## begin
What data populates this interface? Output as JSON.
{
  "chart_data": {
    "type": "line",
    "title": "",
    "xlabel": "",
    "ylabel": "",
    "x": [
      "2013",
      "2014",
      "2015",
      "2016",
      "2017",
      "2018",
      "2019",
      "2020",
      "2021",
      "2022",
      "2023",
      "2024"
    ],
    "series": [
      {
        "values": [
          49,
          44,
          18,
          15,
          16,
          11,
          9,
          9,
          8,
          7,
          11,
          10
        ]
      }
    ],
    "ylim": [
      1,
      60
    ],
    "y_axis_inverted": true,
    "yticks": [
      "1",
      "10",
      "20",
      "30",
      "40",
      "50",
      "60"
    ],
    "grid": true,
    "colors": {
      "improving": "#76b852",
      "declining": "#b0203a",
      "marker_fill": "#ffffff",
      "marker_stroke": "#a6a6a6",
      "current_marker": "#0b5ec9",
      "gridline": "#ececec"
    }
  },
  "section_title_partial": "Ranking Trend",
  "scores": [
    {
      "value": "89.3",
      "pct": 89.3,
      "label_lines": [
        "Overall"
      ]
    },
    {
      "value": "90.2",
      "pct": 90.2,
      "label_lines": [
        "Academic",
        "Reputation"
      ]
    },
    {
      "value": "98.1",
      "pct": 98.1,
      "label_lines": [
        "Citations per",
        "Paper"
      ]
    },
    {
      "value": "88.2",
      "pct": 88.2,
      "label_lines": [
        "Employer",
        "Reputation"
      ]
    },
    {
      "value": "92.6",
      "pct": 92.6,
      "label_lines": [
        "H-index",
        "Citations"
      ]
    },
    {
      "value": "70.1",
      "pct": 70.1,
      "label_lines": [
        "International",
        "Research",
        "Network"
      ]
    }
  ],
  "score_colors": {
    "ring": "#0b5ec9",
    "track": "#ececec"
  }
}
## end
Output the listing above exactly as it appears.

Response below
What data populates this interface? Output as JSON.
{
  "chart_data": {
    "type": "line",
    "title": "",
    "xlabel": "",
    "ylabel": "",
    "x": [
      "2013",
      "2014",
      "2015",
      "2016",
      "2017",
      "2018",
      "2019",
      "2020",
      "2021",
      "2022",
      "2023",
      "2024"
    ],
    "series": [
      {
        "values": [
          49,
          44,
          18,
          15,
          16,
          11,
          9,
          9,
          8,
          7,
          11,
          10
        ]
      }
    ],
    "ylim": [
      1,
      60
    ],
    "y_axis_inverted": true,
    "yticks": [
      "1",
      "10",
      "20",
      "30",
      "40",
      "50",
      "60"
    ],
    "grid": true,
    "colors": {
      "improving": "#76b852",
      "declining": "#b0203a",
      "marker_fill": "#ffffff",
      "marker_stroke": "#a6a6a6",
      "current_marker": "#0b5ec9",
      "gridline": "#ececec"
    }
  },
  "section_title_partial": "Ranking Trend",
  "scores": [
    {
      "value": "89.3",
      "pct": 89.3,
      "label_lines": [
        "Overall"
      ]
    },
    {
      "value": "90.2",
      "pct": 90.2,
      "label_lines": [
        "Academic",
        "Reputation"
      ]
    },
    {
      "value": "98.1",
      "pct": 98.1,
      "label_lines": [
        "Citations per",
        "Paper"
      ]
    },
    {
      "value": "88.2",
      "pct": 88.2,
      "label_lines": [
        "Employer",
        "Reputation"
      ]
    },
    {
      "value": "92.6",
      "pct": 92.6,
      "label_lines": [
        "H-index",
        "Citations"
      ]
    },
    {
      "value": "70.1",
      "pct": 70.1,
      "label_lines": [
        "International",
        "Research",
        "Network"
      ]
    }
  ],
  "score_colors": {
    "ring": "#0b5ec9",
    "track": "#ececec"
  }
}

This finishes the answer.